[Saved entries]

^^^^^^^^^^^^^^^^

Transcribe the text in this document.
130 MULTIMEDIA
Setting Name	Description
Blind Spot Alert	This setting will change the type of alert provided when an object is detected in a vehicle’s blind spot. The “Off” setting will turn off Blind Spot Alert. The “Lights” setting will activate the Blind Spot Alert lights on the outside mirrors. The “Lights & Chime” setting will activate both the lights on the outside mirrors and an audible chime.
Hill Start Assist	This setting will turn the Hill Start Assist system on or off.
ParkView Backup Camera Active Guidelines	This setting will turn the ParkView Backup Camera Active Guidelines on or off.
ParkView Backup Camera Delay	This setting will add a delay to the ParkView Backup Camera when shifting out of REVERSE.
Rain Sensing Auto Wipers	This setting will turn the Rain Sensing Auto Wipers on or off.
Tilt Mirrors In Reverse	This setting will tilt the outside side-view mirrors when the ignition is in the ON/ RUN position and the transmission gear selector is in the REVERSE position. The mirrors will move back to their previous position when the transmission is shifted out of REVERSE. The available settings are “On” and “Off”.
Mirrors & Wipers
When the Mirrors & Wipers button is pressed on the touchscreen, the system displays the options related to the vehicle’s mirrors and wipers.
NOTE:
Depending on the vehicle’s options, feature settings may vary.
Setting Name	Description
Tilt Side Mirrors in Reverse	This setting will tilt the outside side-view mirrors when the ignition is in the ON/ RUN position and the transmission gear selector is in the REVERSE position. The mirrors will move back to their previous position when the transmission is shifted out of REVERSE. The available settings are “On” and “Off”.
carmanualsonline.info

^^^^^^^^^^^^^^^^

**What to produce:** Each record must be returned exactly as it is written.

**Expected answer:**
Transcribe the text in this document.
130 MULTIMEDIA
Setting Name	Description
Blind Spot Alert	This setting will change the type of alert provided when an object is detected in a vehicle’s blind spot. The “Off” setting will turn off Blind Spot Alert. The “Lights” setting will activate the Blind Spot Alert lights on the outside mirrors. The “Lights & Chime” setting will activate both the lights on the outside mirrors and an audible chime.
Hill Start Assist	This setting will turn the Hill Start Assist system on or off.
ParkView Backup Camera Active Guidelines	This setting will turn the ParkView Backup Camera Active Guidelines on or off.
ParkView Backup Camera Delay	This setting will add a delay to the ParkView Backup Camera when shifting out of REVERSE.
Rain Sensing Auto Wipers	This setting will turn the Rain Sensing Auto Wipers on or off.
Tilt Mirrors In Reverse	This setting will tilt the outside side-view mirrors when the ignition is in the ON/ RUN position and the transmission gear selector is in the REVERSE position. The mirrors will move back to their previous position when the transmission is shifted out of REVERSE. The available settings are “On” and “Off”.
Mirrors & Wipers
When the Mirrors & Wipers button is pressed on the touchscreen, the system displays the options related to the vehicle’s mirrors and wipers.
NOTE:
Depending on the vehicle’s options, feature settings may vary.
Setting Name	Description
Tilt Side Mirrors in Reverse	This setting will tilt the outside side-view mirrors when the ignition is in the ON/ RUN position and the transmission gear selector is in the REVERSE position. The mirrors will move back to their previous position when the transmission is shifted out of REVERSE. The available settings are “On” and “Off”.
carmanualsonline.info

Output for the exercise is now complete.